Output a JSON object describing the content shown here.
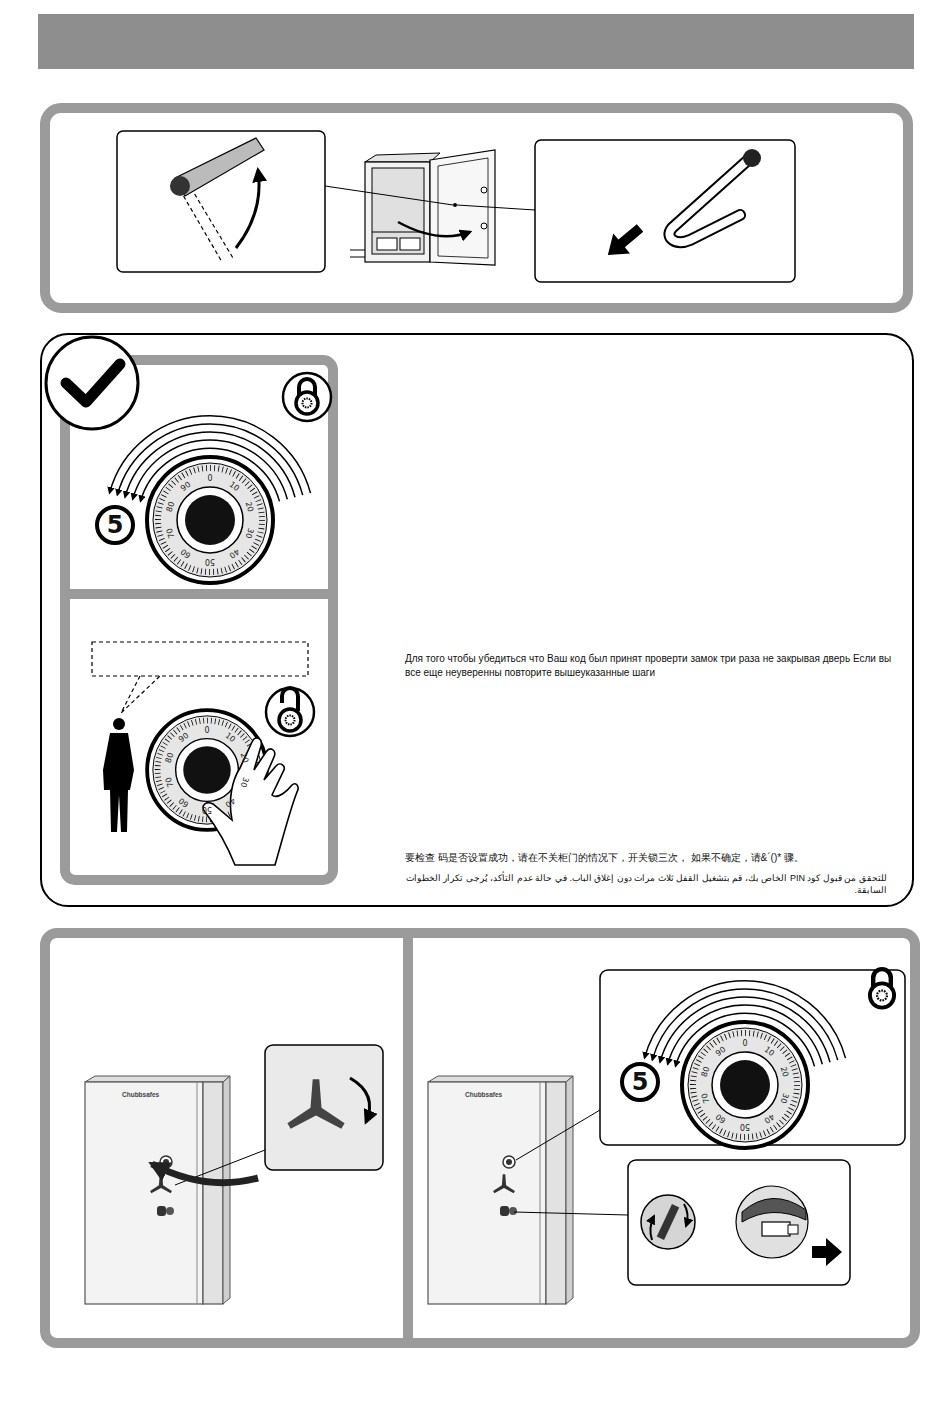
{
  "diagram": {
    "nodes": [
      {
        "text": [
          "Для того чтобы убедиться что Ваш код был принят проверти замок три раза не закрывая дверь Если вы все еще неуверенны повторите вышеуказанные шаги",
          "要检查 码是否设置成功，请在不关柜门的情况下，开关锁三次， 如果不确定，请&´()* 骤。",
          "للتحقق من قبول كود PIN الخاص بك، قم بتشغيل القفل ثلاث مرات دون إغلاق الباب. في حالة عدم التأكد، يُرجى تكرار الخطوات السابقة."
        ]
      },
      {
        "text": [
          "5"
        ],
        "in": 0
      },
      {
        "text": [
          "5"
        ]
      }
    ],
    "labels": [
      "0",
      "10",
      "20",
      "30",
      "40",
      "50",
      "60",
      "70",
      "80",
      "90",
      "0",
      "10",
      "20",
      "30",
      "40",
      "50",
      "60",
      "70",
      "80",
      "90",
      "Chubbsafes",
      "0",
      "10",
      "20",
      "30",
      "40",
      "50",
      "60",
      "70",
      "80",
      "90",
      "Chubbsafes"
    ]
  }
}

----

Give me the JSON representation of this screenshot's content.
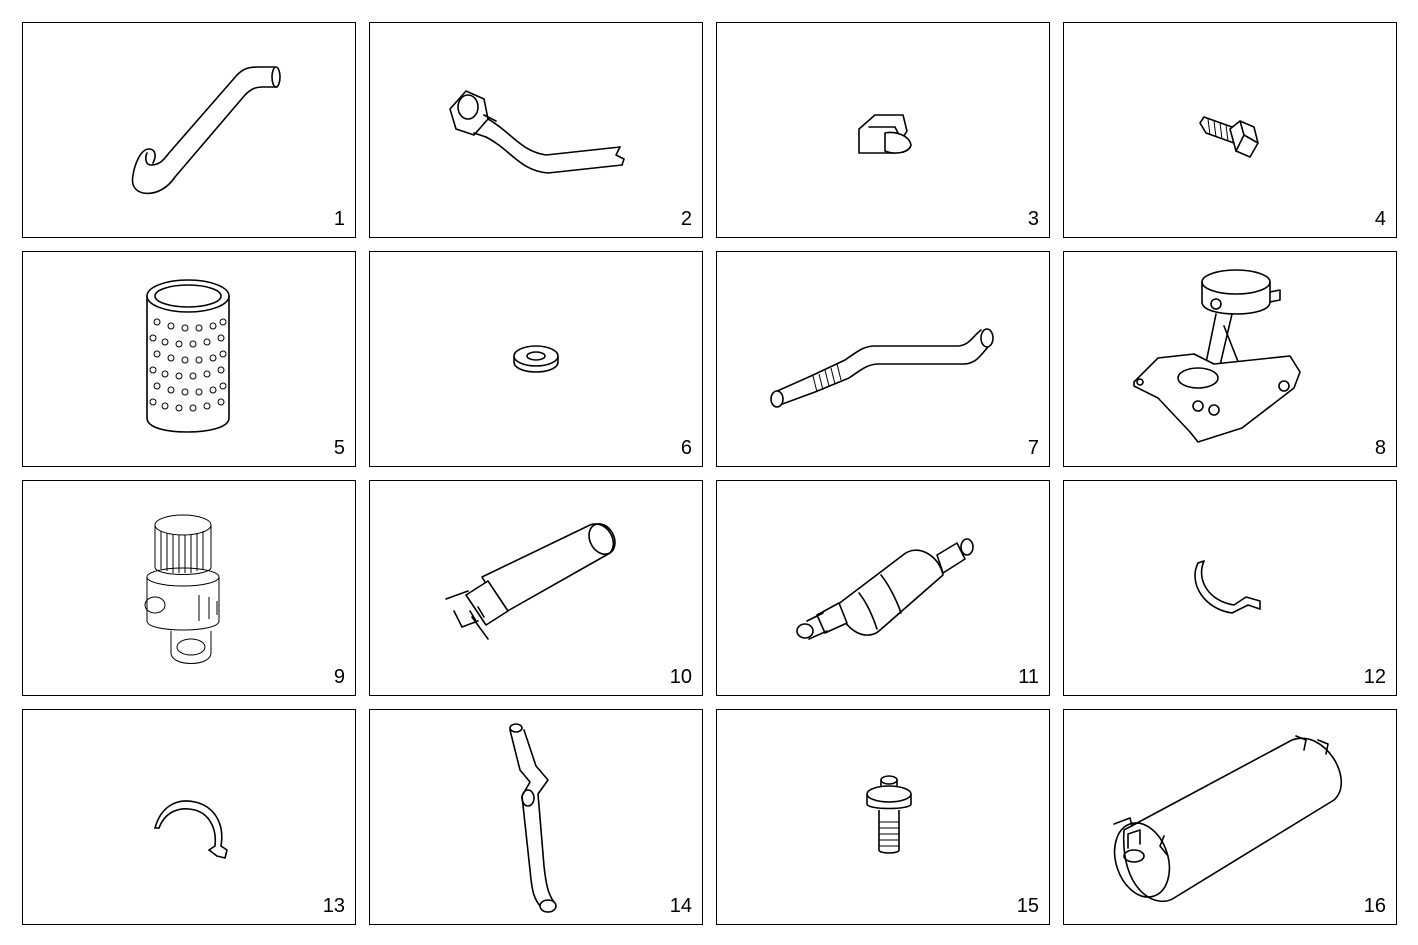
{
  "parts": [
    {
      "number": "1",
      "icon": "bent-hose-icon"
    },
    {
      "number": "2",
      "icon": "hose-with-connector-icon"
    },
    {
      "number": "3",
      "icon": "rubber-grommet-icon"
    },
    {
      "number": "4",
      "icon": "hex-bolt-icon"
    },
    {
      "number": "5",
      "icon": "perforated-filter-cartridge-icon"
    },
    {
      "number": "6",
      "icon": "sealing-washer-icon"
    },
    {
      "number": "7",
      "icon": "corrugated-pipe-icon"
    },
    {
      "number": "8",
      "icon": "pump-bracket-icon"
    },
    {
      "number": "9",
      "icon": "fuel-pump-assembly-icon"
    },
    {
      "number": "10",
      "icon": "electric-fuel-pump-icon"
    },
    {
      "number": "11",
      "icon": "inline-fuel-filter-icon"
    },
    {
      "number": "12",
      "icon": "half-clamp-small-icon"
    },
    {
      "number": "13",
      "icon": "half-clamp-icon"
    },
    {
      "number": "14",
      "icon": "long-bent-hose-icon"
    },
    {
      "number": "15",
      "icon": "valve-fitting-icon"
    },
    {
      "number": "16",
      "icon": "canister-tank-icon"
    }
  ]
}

----

#### [TASK PROMPT]
Show every line in the records above that contains the word "content".

#### [CORRECT ANSWER]
Output a JSON object describing the content shown here.
Give me the JSON representation of this screenshot's content.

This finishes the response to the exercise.